─── INFORMATION GIVEN ───

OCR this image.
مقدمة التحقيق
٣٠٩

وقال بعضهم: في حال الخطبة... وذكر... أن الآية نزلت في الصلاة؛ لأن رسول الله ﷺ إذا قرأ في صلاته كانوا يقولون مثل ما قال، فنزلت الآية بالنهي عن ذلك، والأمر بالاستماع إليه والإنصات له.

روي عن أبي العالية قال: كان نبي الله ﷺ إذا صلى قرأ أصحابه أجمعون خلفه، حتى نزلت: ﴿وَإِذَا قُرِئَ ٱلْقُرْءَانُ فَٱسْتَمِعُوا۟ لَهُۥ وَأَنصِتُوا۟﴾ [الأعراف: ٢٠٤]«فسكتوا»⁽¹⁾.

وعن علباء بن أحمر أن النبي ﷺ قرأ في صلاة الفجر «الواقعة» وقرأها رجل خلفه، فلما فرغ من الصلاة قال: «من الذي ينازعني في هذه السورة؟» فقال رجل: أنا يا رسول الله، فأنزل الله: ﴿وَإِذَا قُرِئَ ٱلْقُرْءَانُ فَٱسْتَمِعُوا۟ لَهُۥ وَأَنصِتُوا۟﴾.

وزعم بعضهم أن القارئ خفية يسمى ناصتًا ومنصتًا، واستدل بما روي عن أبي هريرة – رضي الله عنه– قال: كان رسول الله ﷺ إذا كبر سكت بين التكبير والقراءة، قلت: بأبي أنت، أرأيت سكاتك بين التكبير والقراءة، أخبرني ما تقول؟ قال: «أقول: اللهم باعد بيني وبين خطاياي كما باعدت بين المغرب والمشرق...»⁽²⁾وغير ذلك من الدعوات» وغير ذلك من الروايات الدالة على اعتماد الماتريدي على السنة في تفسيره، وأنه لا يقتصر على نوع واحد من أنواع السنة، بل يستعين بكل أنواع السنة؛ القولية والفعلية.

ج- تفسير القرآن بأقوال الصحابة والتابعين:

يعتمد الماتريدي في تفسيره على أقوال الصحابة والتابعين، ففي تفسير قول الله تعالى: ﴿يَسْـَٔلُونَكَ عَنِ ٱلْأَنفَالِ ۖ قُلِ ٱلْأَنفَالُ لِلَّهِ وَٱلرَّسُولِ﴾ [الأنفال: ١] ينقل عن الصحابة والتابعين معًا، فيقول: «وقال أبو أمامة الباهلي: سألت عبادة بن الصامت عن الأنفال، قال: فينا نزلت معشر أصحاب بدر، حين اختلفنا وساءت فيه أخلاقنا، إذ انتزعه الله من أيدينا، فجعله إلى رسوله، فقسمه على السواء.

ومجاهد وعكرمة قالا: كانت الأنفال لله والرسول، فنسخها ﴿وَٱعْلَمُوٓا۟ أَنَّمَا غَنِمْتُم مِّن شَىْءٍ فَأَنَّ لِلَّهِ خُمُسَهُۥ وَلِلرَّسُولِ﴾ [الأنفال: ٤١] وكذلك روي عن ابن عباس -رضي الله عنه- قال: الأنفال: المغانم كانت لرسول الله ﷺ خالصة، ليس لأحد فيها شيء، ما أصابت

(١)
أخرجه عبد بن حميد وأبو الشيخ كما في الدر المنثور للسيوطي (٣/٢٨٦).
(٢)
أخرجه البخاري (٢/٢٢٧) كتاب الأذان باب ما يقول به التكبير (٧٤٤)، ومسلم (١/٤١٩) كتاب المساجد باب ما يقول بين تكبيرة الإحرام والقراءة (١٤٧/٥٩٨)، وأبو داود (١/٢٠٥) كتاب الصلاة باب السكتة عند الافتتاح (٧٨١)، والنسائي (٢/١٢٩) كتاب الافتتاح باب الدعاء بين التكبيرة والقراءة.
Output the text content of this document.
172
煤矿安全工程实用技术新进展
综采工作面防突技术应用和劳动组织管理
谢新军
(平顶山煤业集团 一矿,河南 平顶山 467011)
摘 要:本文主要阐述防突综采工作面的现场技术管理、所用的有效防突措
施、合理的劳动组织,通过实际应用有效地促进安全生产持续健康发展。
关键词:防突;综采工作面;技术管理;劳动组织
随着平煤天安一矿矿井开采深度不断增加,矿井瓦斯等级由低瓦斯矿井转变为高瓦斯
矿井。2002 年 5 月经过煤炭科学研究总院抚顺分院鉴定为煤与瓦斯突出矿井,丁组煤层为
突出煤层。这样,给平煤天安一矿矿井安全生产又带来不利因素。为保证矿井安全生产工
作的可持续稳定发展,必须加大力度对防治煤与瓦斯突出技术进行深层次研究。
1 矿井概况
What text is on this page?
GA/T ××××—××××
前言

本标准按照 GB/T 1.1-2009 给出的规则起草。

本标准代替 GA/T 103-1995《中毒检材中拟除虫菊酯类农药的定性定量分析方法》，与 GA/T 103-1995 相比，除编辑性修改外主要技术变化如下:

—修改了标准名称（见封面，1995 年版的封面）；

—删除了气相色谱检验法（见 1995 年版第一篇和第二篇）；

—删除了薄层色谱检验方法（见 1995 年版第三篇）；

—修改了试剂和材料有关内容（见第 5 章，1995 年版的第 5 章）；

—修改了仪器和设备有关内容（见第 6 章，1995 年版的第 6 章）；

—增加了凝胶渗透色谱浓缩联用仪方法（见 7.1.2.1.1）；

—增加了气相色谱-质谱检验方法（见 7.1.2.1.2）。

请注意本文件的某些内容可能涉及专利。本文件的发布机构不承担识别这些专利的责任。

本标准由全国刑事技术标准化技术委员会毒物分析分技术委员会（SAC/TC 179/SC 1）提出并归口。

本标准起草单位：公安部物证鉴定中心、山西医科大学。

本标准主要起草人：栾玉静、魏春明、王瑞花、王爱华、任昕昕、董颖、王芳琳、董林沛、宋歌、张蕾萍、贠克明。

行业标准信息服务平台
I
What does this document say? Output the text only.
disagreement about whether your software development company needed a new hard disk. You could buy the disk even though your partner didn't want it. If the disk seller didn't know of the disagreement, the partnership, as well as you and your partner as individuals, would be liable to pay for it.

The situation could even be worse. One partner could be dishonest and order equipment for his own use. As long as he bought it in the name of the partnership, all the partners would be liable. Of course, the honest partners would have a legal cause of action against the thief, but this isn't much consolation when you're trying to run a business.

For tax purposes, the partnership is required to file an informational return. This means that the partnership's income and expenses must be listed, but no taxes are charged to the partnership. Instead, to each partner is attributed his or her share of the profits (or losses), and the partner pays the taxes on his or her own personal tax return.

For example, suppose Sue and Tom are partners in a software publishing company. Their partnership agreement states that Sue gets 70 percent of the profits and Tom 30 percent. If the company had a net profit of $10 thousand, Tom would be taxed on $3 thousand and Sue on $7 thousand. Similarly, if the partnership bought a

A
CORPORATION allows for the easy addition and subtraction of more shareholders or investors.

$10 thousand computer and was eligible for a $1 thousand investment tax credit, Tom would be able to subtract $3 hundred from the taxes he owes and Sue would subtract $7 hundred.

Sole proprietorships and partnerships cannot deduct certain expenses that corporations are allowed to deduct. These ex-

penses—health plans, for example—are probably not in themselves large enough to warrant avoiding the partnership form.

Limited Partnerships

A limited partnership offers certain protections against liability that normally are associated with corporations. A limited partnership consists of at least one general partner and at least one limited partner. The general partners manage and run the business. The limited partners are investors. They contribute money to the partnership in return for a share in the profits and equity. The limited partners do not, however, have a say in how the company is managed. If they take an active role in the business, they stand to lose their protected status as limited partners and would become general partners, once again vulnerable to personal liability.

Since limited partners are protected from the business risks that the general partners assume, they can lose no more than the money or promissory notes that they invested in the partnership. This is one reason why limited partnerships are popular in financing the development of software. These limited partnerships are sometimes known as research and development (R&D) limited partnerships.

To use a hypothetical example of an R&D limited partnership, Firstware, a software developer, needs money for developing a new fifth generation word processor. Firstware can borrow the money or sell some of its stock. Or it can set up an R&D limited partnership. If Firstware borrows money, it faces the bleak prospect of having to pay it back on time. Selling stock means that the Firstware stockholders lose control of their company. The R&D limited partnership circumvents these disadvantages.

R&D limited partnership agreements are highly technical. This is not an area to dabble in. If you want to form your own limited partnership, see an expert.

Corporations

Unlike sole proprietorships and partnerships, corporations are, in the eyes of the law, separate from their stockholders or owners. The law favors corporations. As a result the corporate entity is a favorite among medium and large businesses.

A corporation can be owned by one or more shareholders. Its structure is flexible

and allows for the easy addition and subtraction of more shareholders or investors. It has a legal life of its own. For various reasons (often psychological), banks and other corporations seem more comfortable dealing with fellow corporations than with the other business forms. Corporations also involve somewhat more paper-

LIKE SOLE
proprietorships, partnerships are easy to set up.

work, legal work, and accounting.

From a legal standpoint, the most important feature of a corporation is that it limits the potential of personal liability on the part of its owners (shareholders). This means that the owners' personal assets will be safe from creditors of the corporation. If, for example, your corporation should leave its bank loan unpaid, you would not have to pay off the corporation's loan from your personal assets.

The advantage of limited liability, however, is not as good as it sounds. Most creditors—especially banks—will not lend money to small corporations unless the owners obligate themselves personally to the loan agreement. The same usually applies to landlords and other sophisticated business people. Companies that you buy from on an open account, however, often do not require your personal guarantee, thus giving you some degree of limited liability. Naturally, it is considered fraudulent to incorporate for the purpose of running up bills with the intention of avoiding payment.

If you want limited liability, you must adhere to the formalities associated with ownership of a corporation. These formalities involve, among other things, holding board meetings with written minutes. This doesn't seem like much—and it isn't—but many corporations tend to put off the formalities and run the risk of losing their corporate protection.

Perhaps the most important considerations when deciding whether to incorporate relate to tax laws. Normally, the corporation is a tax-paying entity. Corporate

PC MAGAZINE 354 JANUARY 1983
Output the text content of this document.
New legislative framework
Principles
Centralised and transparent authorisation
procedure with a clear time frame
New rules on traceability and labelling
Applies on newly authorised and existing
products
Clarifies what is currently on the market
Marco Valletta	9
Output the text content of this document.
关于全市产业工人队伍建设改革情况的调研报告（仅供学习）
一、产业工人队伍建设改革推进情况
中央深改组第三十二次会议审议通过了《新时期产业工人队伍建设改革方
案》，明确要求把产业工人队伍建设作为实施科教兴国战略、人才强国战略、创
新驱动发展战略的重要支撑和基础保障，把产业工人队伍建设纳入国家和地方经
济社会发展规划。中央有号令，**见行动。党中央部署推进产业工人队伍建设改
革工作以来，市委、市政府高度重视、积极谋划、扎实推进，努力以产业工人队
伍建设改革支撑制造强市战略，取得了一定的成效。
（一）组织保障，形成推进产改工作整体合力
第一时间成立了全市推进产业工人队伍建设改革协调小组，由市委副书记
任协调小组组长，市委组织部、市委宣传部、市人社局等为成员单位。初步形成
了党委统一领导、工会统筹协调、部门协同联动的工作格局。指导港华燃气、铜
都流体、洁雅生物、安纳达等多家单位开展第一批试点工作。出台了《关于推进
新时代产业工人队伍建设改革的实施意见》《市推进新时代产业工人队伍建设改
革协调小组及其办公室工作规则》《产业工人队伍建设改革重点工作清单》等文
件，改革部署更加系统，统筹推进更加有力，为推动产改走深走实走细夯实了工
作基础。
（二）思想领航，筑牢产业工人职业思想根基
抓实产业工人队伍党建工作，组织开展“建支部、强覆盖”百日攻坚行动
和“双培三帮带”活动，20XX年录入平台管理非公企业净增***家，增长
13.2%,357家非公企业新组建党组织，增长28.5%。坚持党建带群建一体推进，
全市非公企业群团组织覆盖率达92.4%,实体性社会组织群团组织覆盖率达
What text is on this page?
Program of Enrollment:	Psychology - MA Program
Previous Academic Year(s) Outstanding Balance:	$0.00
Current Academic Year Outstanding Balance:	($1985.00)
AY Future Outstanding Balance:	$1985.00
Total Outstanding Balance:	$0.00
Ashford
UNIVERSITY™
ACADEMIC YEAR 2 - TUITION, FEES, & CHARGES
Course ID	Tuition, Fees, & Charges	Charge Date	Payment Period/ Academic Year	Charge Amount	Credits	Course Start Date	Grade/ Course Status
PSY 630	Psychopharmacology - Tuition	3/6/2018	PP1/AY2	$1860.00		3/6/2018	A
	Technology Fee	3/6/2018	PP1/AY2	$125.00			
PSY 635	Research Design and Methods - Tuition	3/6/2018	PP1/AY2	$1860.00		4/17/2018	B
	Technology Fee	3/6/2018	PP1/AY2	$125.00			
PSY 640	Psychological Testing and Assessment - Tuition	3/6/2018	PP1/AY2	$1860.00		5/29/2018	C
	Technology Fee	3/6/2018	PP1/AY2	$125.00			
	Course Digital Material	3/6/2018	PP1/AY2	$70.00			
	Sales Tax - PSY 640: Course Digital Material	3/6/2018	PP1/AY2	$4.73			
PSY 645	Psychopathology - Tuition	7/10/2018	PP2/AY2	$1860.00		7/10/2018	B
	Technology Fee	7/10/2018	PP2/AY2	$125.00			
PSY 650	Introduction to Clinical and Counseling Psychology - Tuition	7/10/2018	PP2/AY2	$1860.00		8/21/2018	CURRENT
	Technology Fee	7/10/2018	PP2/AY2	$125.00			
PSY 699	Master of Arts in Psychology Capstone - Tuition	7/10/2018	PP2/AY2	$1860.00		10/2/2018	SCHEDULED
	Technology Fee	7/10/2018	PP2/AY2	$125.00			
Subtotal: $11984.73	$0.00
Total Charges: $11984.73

───

* TASK DETAILS *
Look for "development" and pull out every line that has it.

* ANSWER *
disagreement about whether your software development company needed a new hard disk. You could buy the disk even though your partner didn't want it. If the disk seller didn't know of the disagreement, the partnership, as well as you and your partner as individuals, would be liable to pay for it.
Since limited partners are protected from the business risks that the general partners assume, they can lose no more than the money or promissory notes that they invested in the partnership. This is one reason why limited partnerships are popular in financing the development of software. These limited partnerships are sometimes known as research and development (R&D) limited partnerships.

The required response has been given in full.